• **Problem**
Give the data below again, word for word.

[Structured figure records]

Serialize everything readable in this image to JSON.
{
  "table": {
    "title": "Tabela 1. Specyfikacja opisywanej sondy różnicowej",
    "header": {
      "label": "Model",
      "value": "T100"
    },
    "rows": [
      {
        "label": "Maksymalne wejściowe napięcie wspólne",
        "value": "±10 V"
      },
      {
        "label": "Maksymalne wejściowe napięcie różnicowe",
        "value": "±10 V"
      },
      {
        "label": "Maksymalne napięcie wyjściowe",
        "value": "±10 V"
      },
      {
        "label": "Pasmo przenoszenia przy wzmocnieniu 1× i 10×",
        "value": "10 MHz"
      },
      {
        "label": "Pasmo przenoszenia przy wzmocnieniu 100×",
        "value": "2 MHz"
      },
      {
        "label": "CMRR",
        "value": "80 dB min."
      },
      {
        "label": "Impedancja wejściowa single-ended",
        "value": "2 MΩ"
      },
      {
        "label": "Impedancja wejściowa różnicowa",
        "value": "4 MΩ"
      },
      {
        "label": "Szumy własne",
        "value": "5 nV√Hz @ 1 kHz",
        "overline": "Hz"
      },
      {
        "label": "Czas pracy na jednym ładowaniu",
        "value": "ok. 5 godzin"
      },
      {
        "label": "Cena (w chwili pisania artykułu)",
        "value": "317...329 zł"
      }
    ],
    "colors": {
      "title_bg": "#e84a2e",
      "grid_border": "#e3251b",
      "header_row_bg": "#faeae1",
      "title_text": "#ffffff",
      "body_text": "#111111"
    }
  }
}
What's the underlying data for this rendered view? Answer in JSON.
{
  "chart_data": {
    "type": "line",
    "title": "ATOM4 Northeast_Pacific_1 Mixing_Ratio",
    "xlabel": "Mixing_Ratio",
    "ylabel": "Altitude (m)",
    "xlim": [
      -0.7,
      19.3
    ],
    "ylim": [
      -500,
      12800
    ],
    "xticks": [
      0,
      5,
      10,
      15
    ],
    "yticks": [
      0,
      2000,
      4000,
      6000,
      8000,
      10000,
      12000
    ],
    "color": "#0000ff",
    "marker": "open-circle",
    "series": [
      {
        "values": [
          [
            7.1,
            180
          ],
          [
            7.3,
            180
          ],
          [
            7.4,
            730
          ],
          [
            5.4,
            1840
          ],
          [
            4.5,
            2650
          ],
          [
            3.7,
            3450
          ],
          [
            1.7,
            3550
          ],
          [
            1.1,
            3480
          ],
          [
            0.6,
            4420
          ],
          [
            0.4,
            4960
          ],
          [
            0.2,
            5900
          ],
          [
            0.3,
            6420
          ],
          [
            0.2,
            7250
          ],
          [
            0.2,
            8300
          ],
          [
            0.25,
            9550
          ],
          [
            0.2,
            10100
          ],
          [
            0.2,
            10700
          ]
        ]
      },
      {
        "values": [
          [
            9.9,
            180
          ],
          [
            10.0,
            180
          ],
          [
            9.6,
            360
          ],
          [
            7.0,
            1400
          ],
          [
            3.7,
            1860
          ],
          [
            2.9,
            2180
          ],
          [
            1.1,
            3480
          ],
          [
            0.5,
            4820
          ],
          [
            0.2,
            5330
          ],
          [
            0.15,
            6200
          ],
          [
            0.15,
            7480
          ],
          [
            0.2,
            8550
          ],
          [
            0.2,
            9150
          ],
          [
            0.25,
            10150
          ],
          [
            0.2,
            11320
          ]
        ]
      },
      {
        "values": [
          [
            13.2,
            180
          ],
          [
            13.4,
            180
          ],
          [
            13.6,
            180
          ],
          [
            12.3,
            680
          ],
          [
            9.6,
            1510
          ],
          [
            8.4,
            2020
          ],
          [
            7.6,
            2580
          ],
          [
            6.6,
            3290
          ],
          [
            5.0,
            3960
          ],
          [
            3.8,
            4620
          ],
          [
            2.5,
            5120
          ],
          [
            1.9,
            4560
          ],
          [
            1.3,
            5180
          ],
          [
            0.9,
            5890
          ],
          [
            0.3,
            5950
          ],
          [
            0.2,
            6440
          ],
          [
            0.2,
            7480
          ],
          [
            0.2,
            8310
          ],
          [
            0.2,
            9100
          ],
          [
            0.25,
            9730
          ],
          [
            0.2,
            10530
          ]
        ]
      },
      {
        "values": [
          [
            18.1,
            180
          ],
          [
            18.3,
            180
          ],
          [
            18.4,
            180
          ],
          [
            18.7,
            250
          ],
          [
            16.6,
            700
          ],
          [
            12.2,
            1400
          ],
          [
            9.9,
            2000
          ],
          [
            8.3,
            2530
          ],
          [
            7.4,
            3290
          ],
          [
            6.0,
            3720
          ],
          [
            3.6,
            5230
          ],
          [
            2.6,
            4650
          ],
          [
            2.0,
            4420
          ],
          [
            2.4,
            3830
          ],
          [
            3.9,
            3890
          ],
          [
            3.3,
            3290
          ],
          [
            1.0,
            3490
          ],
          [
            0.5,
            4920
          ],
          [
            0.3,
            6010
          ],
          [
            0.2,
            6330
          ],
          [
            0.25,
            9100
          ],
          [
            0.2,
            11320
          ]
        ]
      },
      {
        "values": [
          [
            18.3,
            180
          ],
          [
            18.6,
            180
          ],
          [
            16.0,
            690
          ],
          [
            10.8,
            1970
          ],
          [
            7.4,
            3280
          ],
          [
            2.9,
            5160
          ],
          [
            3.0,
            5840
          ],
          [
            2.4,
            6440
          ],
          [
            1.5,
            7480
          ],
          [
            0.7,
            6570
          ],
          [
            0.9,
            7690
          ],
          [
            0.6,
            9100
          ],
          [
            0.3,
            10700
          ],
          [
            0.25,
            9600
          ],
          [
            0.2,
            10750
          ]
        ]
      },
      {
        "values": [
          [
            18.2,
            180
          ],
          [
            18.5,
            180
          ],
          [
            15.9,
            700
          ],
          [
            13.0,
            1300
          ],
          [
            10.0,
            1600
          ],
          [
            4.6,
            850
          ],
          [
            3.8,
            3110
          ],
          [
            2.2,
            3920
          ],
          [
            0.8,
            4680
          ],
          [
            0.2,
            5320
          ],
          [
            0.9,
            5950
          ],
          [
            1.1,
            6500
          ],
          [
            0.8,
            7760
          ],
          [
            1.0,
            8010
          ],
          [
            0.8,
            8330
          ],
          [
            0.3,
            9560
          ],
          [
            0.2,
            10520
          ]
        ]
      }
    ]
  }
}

• **Answer**
Serialize everything readable in this image to JSON.
{
  "table": {
    "title": "Tabela 1. Specyfikacja opisywanej sondy różnicowej",
    "header": {
      "label": "Model",
      "value": "T100"
    },
    "rows": [
      {
        "label": "Maksymalne wejściowe napięcie wspólne",
        "value": "±10 V"
      },
      {
        "label": "Maksymalne wejściowe napięcie różnicowe",
        "value": "±10 V"
      },
      {
        "label": "Maksymalne napięcie wyjściowe",
        "value": "±10 V"
      },
      {
        "label": "Pasmo przenoszenia przy wzmocnieniu 1× i 10×",
        "value": "10 MHz"
      },
      {
        "label": "Pasmo przenoszenia przy wzmocnieniu 100×",
        "value": "2 MHz"
      },
      {
        "label": "CMRR",
        "value": "80 dB min."
      },
      {
        "label": "Impedancja wejściowa single-ended",
        "value": "2 MΩ"
      },
      {
        "label": "Impedancja wejściowa różnicowa",
        "value": "4 MΩ"
      },
      {
        "label": "Szumy własne",
        "value": "5 nV√Hz @ 1 kHz",
        "overline": "Hz"
      },
      {
        "label": "Czas pracy na jednym ładowaniu",
        "value": "ok. 5 godzin"
      },
      {
        "label": "Cena (w chwili pisania artykułu)",
        "value": "317...329 zł"
      }
    ],
    "colors": {
      "title_bg": "#e84a2e",
      "grid_border": "#e3251b",
      "header_row_bg": "#faeae1",
      "title_text": "#ffffff",
      "body_text": "#111111"
    }
  }
}
What's the underlying data for this rendered view? Answer in JSON.
{
  "chart_data": {
    "type": "line",
    "title": "ATOM4 Northeast_Pacific_1 Mixing_Ratio",
    "xlabel": "Mixing_Ratio",
    "ylabel": "Altitude (m)",
    "xlim": [
      -0.7,
      19.3
    ],
    "ylim": [
      -500,
      12800
    ],
    "xticks": [
      0,
      5,
      10,
      15
    ],
    "yticks": [
      0,
      2000,
      4000,
      6000,
      8000,
      10000,
      12000
    ],
    "color": "#0000ff",
    "marker": "open-circle",
    "series": [
      {
        "values": [
          [
            7.1,
            180
          ],
          [
            7.3,
            180
          ],
          [
            7.4,
            730
          ],
          [
            5.4,
            1840
          ],
          [
            4.5,
            2650
          ],
          [
            3.7,
            3450
          ],
          [
            1.7,
            3550
          ],
          [
            1.1,
            3480
          ],
          [
            0.6,
            4420
          ],
          [
            0.4,
            4960
          ],
          [
            0.2,
            5900
          ],
          [
            0.3,
            6420
          ],
          [
            0.2,
            7250
          ],
          [
            0.2,
            8300
          ],
          [
            0.25,
            9550
          ],
          [
            0.2,
            10100
          ],
          [
            0.2,
            10700
          ]
        ]
      },
      {
        "values": [
          [
            9.9,
            180
          ],
          [
            10.0,
            180
          ],
          [
            9.6,
            360
          ],
          [
            7.0,
            1400
          ],
          [
            3.7,
            1860
          ],
          [
            2.9,
            2180
          ],
          [
            1.1,
            3480
          ],
          [
            0.5,
            4820
          ],
          [
            0.2,
            5330
          ],
          [
            0.15,
            6200
          ],
          [
            0.15,
            7480
          ],
          [
            0.2,
            8550
          ],
          [
            0.2,
            9150
          ],
          [
            0.25,
            10150
          ],
          [
            0.2,
            11320
          ]
        ]
      },
      {
        "values": [
          [
            13.2,
            180
          ],
          [
            13.4,
            180
          ],
          [
            13.6,
            180
          ],
          [
            12.3,
            680
          ],
          [
            9.6,
            1510
          ],
          [
            8.4,
            2020
          ],
          [
            7.6,
            2580
          ],
          [
            6.6,
            3290
          ],
          [
            5.0,
            3960
          ],
          [
            3.8,
            4620
          ],
          [
            2.5,
            5120
          ],
          [
            1.9,
            4560
          ],
          [
            1.3,
            5180
          ],
          [
            0.9,
            5890
          ],
          [
            0.3,
            5950
          ],
          [
            0.2,
            6440
          ],
          [
            0.2,
            7480
          ],
          [
            0.2,
            8310
          ],
          [
            0.2,
            9100
          ],
          [
            0.25,
            9730
          ],
          [
            0.2,
            10530
          ]
        ]
      },
      {
        "values": [
          [
            18.1,
            180
          ],
          [
            18.3,
            180
          ],
          [
            18.4,
            180
          ],
          [
            18.7,
            250
          ],
          [
            16.6,
            700
          ],
          [
            12.2,
            1400
          ],
          [
            9.9,
            2000
          ],
          [
            8.3,
            2530
          ],
          [
            7.4,
            3290
          ],
          [
            6.0,
            3720
          ],
          [
            3.6,
            5230
          ],
          [
            2.6,
            4650
          ],
          [
            2.0,
            4420
          ],
          [
            2.4,
            3830
          ],
          [
            3.9,
            3890
          ],
          [
            3.3,
            3290
          ],
          [
            1.0,
            3490
          ],
          [
            0.5,
            4920
          ],
          [
            0.3,
            6010
          ],
          [
            0.2,
            6330
          ],
          [
            0.25,
            9100
          ],
          [
            0.2,
            11320
          ]
        ]
      },
      {
        "values": [
          [
            18.3,
            180
          ],
          [
            18.6,
            180
          ],
          [
            16.0,
            690
          ],
          [
            10.8,
            1970
          ],
          [
            7.4,
            3280
          ],
          [
            2.9,
            5160
          ],
          [
            3.0,
            5840
          ],
          [
            2.4,
            6440
          ],
          [
            1.5,
            7480
          ],
          [
            0.7,
            6570
          ],
          [
            0.9,
            7690
          ],
          [
            0.6,
            9100
          ],
          [
            0.3,
            10700
          ],
          [
            0.25,
            9600
          ],
          [
            0.2,
            10750
          ]
        ]
      },
      {
        "values": [
          [
            18.2,
            180
          ],
          [
            18.5,
            180
          ],
          [
            15.9,
            700
          ],
          [
            13.0,
            1300
          ],
          [
            10.0,
            1600
          ],
          [
            4.6,
            850
          ],
          [
            3.8,
            3110
          ],
          [
            2.2,
            3920
          ],
          [
            0.8,
            4680
          ],
          [
            0.2,
            5320
          ],
          [
            0.9,
            5950
          ],
          [
            1.1,
            6500
          ],
          [
            0.8,
            7760
          ],
          [
            1.0,
            8010
          ],
          [
            0.8,
            8330
          ],
          [
            0.3,
            9560
          ],
          [
            0.2,
            10520
          ]
        ]
      }
    ]
  }
}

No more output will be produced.